▶ ABOUT THIS TASK
Write out every entry exactly as it appears.

>>

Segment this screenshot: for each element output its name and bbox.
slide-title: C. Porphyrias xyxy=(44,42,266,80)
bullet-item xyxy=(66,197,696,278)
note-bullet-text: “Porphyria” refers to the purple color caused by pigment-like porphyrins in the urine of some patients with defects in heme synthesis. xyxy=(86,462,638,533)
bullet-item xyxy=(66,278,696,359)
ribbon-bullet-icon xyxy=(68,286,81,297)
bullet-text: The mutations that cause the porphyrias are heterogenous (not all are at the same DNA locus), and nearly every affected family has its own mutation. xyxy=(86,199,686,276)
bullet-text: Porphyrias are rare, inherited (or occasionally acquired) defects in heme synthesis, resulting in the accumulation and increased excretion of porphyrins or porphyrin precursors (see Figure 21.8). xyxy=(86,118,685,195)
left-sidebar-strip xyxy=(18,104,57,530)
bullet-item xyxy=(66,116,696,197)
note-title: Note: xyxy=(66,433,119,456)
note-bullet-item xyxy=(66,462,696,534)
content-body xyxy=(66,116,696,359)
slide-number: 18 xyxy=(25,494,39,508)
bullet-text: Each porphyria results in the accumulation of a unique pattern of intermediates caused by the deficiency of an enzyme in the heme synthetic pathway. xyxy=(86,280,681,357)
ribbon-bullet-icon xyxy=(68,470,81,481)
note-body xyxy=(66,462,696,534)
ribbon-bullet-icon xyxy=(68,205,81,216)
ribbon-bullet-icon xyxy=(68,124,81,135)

<<

▶ REPLY TO THE TASK
Segment this screenshot: for each element output its name and bbox.
slide-title: C. Porphyrias xyxy=(44,42,266,80)
bullet-item xyxy=(66,197,696,278)
note-bullet-text: “Porphyria” refers to the purple color caused by pigment-like porphyrins in the urine of some patients with defects in heme synthesis. xyxy=(86,462,638,533)
bullet-item xyxy=(66,278,696,359)
ribbon-bullet-icon xyxy=(68,286,81,297)
bullet-text: The mutations that cause the porphyrias are heterogenous (not all are at the same DNA locus), and nearly every affected family has its own mutation. xyxy=(86,199,686,276)
bullet-text: Porphyrias are rare, inherited (or occasionally acquired) defects in heme synthesis, resulting in the accumulation and increased excretion of porphyrins or porphyrin precursors (see Figure 21.8). xyxy=(86,118,685,195)
left-sidebar-strip xyxy=(18,104,57,530)
bullet-item xyxy=(66,116,696,197)
note-title: Note: xyxy=(66,433,119,456)
note-bullet-item xyxy=(66,462,696,534)
content-body xyxy=(66,116,696,359)
slide-number: 18 xyxy=(25,494,39,508)
bullet-text: Each porphyria results in the accumulation of a unique pattern of intermediates caused by the deficiency of an enzyme in the heme synthetic pathway. xyxy=(86,280,681,357)
ribbon-bullet-icon xyxy=(68,470,81,481)
note-body xyxy=(66,462,696,534)
ribbon-bullet-icon xyxy=(68,205,81,216)
ribbon-bullet-icon xyxy=(68,124,81,135)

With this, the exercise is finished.